RECORDS FOR THIS TASK
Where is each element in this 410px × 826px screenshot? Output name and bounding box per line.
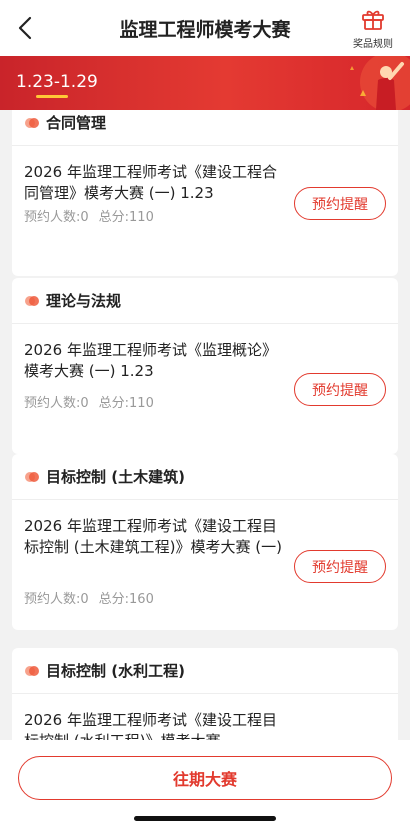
contest-card: 理论与法规 2026 年监理工程师考试《监理概论》模考大赛 (一) 1.23 预…: [12, 278, 398, 454]
exam-meta: 预约人数:0 总分:110: [24, 206, 154, 225]
gift-icon: [362, 10, 384, 30]
exam-title: 2026 年监理工程师考试《建设工程目标控制 (水利工程)》模考大赛: [24, 711, 277, 740]
total-score: 总分:110: [98, 210, 154, 225]
category-title: 目标控制 (土木建筑): [46, 468, 185, 486]
prize-rules-button[interactable]: 奖品规则: [346, 6, 400, 52]
exam-meta: 预约人数:0 总分:160: [24, 588, 154, 607]
contest-card: 目标控制 (土木建筑) 2026 年监理工程师考试《建设工程目标控制 (土木建筑…: [12, 454, 398, 630]
contest-card: 合同管理 2026 年监理工程师考试《建设工程合同管理》模考大赛 (一) 1.2…: [12, 110, 398, 276]
week-banner: 1.23-1.29: [0, 56, 410, 110]
bottom-bar: 往期大赛: [0, 740, 410, 826]
category-title: 目标控制 (水利工程): [46, 662, 185, 680]
card-header: 理论与法规: [12, 278, 398, 324]
reminder-button[interactable]: 预约提醒: [294, 373, 386, 406]
reservation-count: 预约人数:0: [24, 592, 89, 607]
exam-meta: 预约人数:0 总分:110: [24, 392, 154, 411]
total-score: 总分:110: [98, 396, 154, 411]
week-tab-active[interactable]: 1.23-1.29: [16, 72, 98, 92]
category-dot-icon: [25, 472, 39, 482]
category-dot-icon: [25, 118, 39, 128]
contest-card: 目标控制 (水利工程) 2026 年监理工程师考试《建设工程目标控制 (水利工程…: [12, 648, 398, 740]
reminder-button[interactable]: 预约提醒: [294, 187, 386, 220]
card-header: 合同管理: [12, 110, 398, 146]
contest-list[interactable]: 合同管理 2026 年监理工程师考试《建设工程合同管理》模考大赛 (一) 1.2…: [12, 110, 398, 740]
category-dot-icon: [25, 296, 39, 306]
past-contests-button[interactable]: 往期大赛: [18, 756, 392, 800]
exam-title: 2026 年监理工程师考试《建设工程合同管理》模考大赛 (一) 1.23: [24, 163, 277, 202]
total-score: 总分:160: [98, 592, 154, 607]
banner-illustration: [350, 56, 410, 110]
category-dot-icon: [25, 666, 39, 676]
exam-title: 2026 年监理工程师考试《监理概论》模考大赛 (一) 1.23: [24, 341, 277, 380]
top-nav-bar: 监理工程师模考大赛 奖品规则: [0, 0, 410, 56]
week-tab-underline: [36, 95, 68, 98]
home-indicator[interactable]: [134, 816, 276, 821]
card-header: 目标控制 (水利工程): [12, 648, 398, 694]
exam-title: 2026 年监理工程师考试《建设工程目标控制 (土木建筑工程)》模考大赛 (一): [24, 517, 282, 556]
reservation-count: 预约人数:0: [24, 396, 89, 411]
prize-rules-label: 奖品规则: [353, 39, 393, 50]
reservation-count: 预约人数:0: [24, 210, 89, 225]
category-title: 合同管理: [46, 114, 107, 132]
category-title: 理论与法规: [46, 292, 122, 310]
card-header: 目标控制 (土木建筑): [12, 454, 398, 500]
reminder-button[interactable]: 预约提醒: [294, 550, 386, 583]
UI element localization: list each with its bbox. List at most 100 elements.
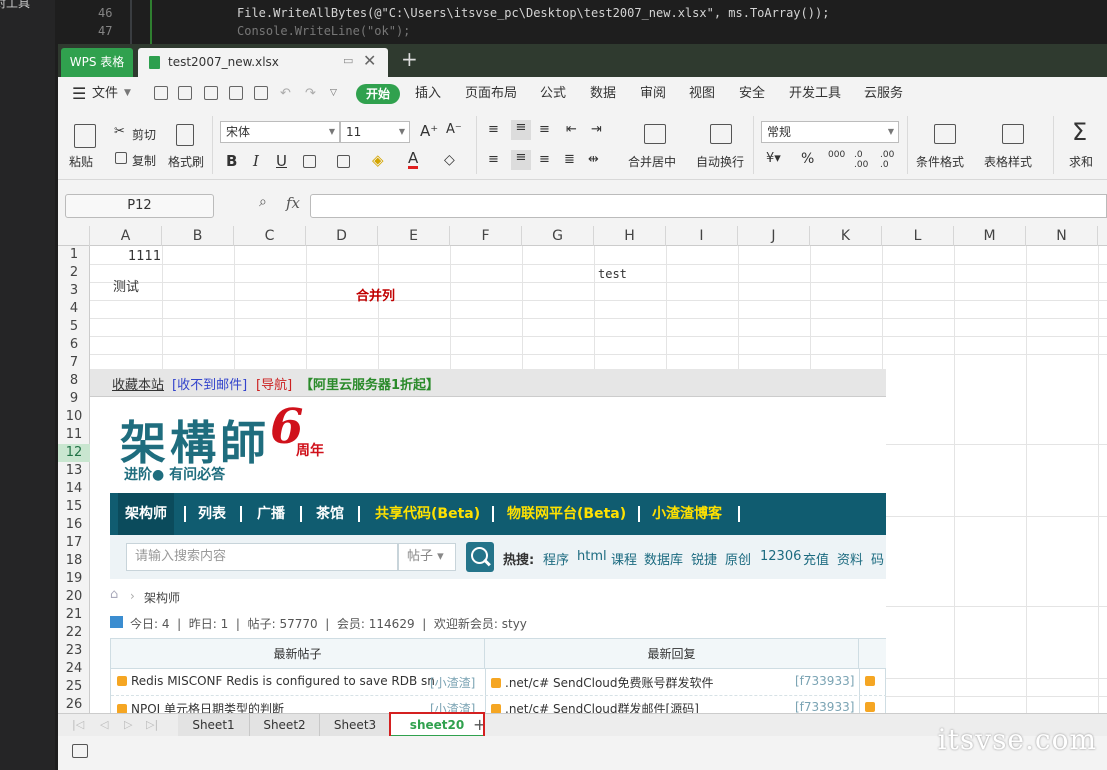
column-header[interactable]: F [450, 226, 522, 246]
fill-color-icon[interactable]: ◈ [372, 151, 384, 169]
row-header[interactable]: 16 [58, 516, 90, 534]
increase-font-icon[interactable]: A⁺ [420, 122, 438, 140]
next-sheet-icon[interactable]: ▷ [124, 718, 132, 731]
justify-icon[interactable]: ≣ [564, 152, 575, 167]
open-folder-icon[interactable] [154, 86, 168, 100]
row-header[interactable]: 1 [58, 246, 90, 264]
cell-a1[interactable]: 1111 [128, 249, 161, 264]
function-icon[interactable]: fx [286, 194, 300, 212]
column-header[interactable]: D [306, 226, 378, 246]
menu-view[interactable]: 视图 [689, 77, 715, 110]
menu-file[interactable]: 文件 [92, 77, 118, 110]
font-size-select[interactable]: 11 ▼ [340, 121, 410, 143]
column-header[interactable]: L [882, 226, 954, 246]
cell-h2[interactable]: test [598, 267, 627, 281]
cell-style-icon[interactable] [337, 155, 350, 168]
row-header[interactable]: 5 [58, 318, 90, 336]
menu-insert[interactable]: 插入 [415, 77, 441, 110]
currency-icon[interactable]: ¥▾ [766, 151, 781, 166]
save-icon[interactable] [178, 86, 192, 100]
clear-format-icon[interactable]: ◇ [444, 152, 455, 168]
row-header[interactable]: 14 [58, 480, 90, 498]
sheet-tab[interactable]: Sheet2 [250, 714, 320, 736]
row-header[interactable]: 10 [58, 408, 90, 426]
conditional-format-button[interactable]: 条件格式 [916, 153, 964, 170]
last-sheet-icon[interactable]: ▷| [146, 718, 158, 731]
row-header[interactable]: 4 [58, 300, 90, 318]
increase-indent-icon[interactable]: ⇥ [591, 122, 602, 137]
export-pdf-icon[interactable] [204, 86, 218, 100]
borders-icon[interactable] [303, 155, 316, 168]
row-header[interactable]: 23 [58, 642, 90, 660]
percent-button[interactable]: % [801, 151, 814, 167]
row-header[interactable]: 13 [58, 462, 90, 480]
underline-button[interactable]: U [276, 152, 287, 170]
zoom-search-icon[interactable]: ⌕ [259, 194, 267, 210]
format-painter-button[interactable]: 格式刷 [168, 153, 204, 170]
column-header[interactable]: H [594, 226, 666, 246]
sheet-tab[interactable]: Sheet1 [178, 714, 250, 736]
formula-input[interactable] [310, 194, 1107, 218]
menu-formulas[interactable]: 公式 [540, 77, 566, 110]
distributed-align-icon[interactable]: ⇹ [588, 152, 599, 167]
table-style-button[interactable]: 表格样式 [984, 153, 1032, 170]
decrease-decimal-icon[interactable]: .00.0 [880, 150, 894, 170]
paste-button[interactable]: 粘贴 [69, 153, 93, 170]
column-header[interactable]: M [954, 226, 1026, 246]
code-line[interactable]: Console.WriteLine("ok"); [237, 24, 410, 38]
chevron-down-icon[interactable]: ▼ [124, 77, 131, 110]
thousands-separator-icon[interactable]: 000 [828, 150, 845, 160]
redo-icon[interactable]: ↷ [305, 77, 316, 110]
row-header[interactable]: 15 [58, 498, 90, 516]
align-middle-icon[interactable]: ≡ [511, 120, 531, 140]
paste-icon[interactable] [74, 124, 96, 148]
italic-button[interactable]: I [253, 152, 259, 170]
cut-button[interactable]: 剪切 [132, 126, 156, 143]
row-header[interactable]: 8 [58, 372, 90, 390]
align-top-icon[interactable]: ≡ [488, 122, 499, 137]
spreadsheet-grid[interactable]: A B C D E F G H I J K L M N 1 2 3 4 5 6 … [58, 226, 1107, 713]
column-header[interactable]: E [378, 226, 450, 246]
row-header[interactable]: 3 [58, 282, 90, 300]
column-header[interactable]: B [162, 226, 234, 246]
sheet-tab[interactable]: Sheet3 [320, 714, 391, 736]
row-header[interactable]: 17 [58, 534, 90, 552]
first-sheet-icon[interactable]: |◁ [72, 718, 84, 731]
bold-button[interactable]: B [226, 152, 237, 170]
font-color-icon[interactable]: A [408, 150, 419, 169]
select-all-corner[interactable] [58, 226, 90, 246]
menu-page-layout[interactable]: 页面布局 [465, 77, 517, 110]
column-header[interactable]: J [738, 226, 810, 246]
merge-center-button[interactable]: 合并居中 [628, 153, 676, 170]
row-header[interactable]: 26 [58, 696, 90, 713]
column-header[interactable]: K [810, 226, 882, 246]
window-restore-icon[interactable]: ▭ [343, 54, 353, 67]
row-header[interactable]: 7 [58, 354, 90, 372]
print-preview-icon[interactable] [254, 86, 268, 100]
print-icon[interactable] [229, 86, 243, 100]
hamburger-menu-icon[interactable]: ☰ [72, 77, 86, 110]
column-header[interactable]: A [90, 226, 162, 246]
cell-merged[interactable]: 合并列 [356, 285, 395, 304]
align-right-icon[interactable]: ≡ [539, 152, 550, 167]
macro-record-icon[interactable] [72, 744, 88, 758]
prev-sheet-icon[interactable]: ◁ [100, 718, 108, 731]
menu-developer[interactable]: 开发工具 [789, 77, 841, 110]
row-header[interactable]: 2 [58, 264, 90, 282]
font-name-select[interactable]: 宋体 ▼ [220, 121, 340, 143]
embedded-screenshot-image[interactable]: 收藏本站 [收不到邮件] [导航] 【阿里云服务器1折起】 架構師 6 周年 进… [90, 369, 886, 713]
code-line[interactable]: File.WriteAllBytes(@"C:\Users\itsvse_pc\… [237, 6, 829, 20]
column-header[interactable]: C [234, 226, 306, 246]
tab-file[interactable]: test2007_new.xlsx ▭ ✕ [138, 48, 388, 77]
cell-a2[interactable]: 测试 [113, 276, 139, 295]
copy-button[interactable]: 复制 [132, 152, 156, 169]
row-header[interactable]: 22 [58, 624, 90, 642]
sum-button[interactable]: 求和 [1069, 153, 1093, 170]
column-header[interactable]: N [1026, 226, 1098, 246]
wrap-text-button[interactable]: 自动换行 [696, 153, 744, 170]
close-icon[interactable]: ✕ [363, 51, 376, 70]
menu-start[interactable]: 开始 [356, 84, 400, 104]
align-left-icon[interactable]: ≡ [488, 152, 499, 167]
row-header[interactable]: 19 [58, 570, 90, 588]
row-header-selected[interactable]: 12 [58, 444, 90, 462]
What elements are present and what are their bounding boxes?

EXERCISE DESCRIPTION
Copy verbatim the part of the data that opens with the line containing "contest-card: 理论与法规 2026" and closes with the line containing "exam-meta: 预约人数:0 总分:160: [24, 588, 154, 607]", both of those lines included.

EXERCISE ANSWER
contest-card: 理论与法规 2026 年监理工程师考试《监理概论》模考大赛 (一) 1.23 预…: [12, 278, 398, 454]
exam-meta: 预约人数:0 总分:110: [24, 206, 154, 225]
gift-icon: [362, 10, 384, 30]
exam-title: 2026 年监理工程师考试《建设工程目标控制 (水利工程)》模考大赛: [24, 711, 277, 740]
total-score: 总分:110: [98, 210, 154, 225]
category-title: 目标控制 (土木建筑): [46, 468, 185, 486]
prize-rules-button[interactable]: 奖品规则: [346, 6, 400, 52]
exam-meta: 预约人数:0 总分:160: [24, 588, 154, 607]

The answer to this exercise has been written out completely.